(Dataset items)
◆ ◆ ◆ ◆ ◆

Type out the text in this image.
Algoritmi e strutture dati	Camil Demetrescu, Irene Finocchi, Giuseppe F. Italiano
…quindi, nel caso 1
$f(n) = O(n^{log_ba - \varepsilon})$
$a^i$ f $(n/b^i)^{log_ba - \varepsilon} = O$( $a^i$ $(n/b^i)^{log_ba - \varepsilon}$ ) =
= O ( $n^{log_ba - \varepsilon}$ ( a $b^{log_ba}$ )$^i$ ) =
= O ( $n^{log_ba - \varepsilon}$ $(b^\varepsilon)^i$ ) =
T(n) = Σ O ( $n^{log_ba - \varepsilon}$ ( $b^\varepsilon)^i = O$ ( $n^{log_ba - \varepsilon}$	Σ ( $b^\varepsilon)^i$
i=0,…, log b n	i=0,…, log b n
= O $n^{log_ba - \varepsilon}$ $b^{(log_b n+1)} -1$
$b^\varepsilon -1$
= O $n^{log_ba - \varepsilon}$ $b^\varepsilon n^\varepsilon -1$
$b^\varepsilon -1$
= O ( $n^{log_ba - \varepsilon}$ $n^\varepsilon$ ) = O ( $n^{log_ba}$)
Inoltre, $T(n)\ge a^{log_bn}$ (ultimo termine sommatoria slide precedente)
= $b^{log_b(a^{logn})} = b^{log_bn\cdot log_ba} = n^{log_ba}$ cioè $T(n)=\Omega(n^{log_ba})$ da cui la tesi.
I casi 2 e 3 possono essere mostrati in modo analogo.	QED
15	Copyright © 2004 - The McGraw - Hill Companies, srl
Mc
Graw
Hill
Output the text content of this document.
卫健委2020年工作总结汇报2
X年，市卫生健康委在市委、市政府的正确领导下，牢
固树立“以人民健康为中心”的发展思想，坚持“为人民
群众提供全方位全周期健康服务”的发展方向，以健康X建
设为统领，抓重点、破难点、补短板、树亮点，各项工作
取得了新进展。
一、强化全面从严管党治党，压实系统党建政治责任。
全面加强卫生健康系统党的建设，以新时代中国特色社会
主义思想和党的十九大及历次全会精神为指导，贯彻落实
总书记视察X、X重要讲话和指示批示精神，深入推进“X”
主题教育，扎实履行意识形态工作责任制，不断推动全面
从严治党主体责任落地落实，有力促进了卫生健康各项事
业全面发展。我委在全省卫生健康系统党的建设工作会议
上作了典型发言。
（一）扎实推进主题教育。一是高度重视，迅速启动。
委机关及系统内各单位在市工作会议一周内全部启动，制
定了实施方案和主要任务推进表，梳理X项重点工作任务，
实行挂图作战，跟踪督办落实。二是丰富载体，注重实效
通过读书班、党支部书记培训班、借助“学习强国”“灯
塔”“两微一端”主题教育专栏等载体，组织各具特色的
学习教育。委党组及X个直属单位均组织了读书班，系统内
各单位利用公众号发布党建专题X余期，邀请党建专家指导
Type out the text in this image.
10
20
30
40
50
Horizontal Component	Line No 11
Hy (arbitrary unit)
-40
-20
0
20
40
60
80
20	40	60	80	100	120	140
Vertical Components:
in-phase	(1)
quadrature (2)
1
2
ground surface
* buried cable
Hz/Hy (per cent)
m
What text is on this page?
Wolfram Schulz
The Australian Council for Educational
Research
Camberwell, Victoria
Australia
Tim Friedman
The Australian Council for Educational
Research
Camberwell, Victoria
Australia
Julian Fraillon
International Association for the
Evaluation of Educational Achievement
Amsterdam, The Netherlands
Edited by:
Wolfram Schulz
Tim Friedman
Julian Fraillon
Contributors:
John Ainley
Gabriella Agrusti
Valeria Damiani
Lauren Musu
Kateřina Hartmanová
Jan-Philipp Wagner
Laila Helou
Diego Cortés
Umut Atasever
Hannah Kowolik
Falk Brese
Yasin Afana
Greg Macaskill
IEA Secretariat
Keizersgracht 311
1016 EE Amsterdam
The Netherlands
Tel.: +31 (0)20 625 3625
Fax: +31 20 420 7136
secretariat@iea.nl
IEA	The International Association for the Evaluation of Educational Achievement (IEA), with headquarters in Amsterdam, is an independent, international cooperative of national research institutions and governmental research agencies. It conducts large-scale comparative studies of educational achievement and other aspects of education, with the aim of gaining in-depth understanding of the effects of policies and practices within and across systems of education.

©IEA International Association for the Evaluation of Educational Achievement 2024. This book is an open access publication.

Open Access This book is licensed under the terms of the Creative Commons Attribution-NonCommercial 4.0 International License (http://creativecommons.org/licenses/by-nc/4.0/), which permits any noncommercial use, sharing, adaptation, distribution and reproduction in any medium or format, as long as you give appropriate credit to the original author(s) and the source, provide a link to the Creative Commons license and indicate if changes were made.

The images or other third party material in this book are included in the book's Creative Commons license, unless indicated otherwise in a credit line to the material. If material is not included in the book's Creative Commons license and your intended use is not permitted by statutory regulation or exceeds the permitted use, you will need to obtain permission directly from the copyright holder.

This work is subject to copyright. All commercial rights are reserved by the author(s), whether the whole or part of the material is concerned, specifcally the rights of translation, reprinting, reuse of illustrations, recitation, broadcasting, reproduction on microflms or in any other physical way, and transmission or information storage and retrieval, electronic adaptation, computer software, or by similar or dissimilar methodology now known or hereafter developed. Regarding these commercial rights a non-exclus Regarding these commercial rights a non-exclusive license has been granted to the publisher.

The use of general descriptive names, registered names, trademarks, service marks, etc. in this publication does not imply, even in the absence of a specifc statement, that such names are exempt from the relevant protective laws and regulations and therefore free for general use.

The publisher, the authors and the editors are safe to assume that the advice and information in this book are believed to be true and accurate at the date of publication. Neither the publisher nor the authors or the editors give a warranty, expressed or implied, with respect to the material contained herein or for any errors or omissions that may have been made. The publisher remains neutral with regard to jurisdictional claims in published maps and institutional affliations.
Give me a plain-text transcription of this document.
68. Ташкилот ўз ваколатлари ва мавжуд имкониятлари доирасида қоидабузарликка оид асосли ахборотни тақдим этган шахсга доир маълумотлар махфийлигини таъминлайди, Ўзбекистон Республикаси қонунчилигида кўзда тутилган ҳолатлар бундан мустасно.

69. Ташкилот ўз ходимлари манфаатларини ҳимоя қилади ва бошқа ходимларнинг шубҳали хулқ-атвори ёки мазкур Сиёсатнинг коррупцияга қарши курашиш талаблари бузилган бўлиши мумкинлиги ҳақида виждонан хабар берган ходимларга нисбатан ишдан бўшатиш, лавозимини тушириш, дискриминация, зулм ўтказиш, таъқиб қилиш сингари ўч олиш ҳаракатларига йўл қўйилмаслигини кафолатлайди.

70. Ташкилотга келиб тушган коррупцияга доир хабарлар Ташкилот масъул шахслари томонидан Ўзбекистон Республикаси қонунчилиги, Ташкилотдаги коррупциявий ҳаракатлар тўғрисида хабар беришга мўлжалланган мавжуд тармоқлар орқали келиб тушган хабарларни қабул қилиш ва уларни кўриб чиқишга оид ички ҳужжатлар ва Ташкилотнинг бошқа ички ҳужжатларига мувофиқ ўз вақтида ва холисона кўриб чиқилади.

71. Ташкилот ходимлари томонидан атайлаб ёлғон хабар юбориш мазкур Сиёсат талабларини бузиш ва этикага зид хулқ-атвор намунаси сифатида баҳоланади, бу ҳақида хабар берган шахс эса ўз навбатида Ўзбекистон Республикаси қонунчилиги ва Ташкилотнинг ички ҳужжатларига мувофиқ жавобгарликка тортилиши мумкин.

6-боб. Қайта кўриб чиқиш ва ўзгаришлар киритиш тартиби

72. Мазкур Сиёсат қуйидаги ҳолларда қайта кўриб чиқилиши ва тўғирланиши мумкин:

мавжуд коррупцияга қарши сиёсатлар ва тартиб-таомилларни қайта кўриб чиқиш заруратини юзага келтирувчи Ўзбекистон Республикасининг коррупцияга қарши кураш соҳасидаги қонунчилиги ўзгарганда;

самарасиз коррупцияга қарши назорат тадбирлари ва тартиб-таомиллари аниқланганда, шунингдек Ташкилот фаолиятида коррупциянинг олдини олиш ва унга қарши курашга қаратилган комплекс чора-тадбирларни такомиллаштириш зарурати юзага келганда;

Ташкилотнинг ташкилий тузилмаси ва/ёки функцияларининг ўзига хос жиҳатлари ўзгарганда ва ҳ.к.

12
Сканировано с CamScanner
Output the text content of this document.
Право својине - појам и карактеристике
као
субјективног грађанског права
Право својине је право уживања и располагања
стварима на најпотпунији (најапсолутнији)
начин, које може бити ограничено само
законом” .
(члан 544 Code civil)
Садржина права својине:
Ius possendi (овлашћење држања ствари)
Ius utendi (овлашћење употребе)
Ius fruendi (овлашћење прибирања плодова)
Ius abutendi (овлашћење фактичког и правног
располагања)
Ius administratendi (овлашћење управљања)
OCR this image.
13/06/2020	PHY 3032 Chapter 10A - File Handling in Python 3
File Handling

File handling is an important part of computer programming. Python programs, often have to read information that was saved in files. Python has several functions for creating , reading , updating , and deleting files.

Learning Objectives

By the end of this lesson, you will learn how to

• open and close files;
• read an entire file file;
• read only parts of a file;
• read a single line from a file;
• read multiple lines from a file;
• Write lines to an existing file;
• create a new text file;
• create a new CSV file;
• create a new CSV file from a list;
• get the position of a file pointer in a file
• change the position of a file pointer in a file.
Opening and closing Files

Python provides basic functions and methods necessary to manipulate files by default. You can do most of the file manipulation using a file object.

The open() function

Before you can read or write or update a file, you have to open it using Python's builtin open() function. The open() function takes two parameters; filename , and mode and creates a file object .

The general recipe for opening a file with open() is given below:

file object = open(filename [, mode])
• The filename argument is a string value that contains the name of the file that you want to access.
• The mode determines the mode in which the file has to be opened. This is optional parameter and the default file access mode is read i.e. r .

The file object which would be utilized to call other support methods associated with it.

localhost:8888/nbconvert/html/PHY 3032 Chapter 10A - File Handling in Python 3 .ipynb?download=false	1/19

◆ ◆ ◆ ◆ ◆

→ Exercise prompt
From the data, collect all lines where the string "default" appears.

→ Solution to the problem
Python provides basic functions and methods necessary to manipulate files by default. You can do most of the file manipulation using a file object.
• The mode determines the mode in which the file has to be opened. This is optional parameter and the default file access mode is read i.e. r .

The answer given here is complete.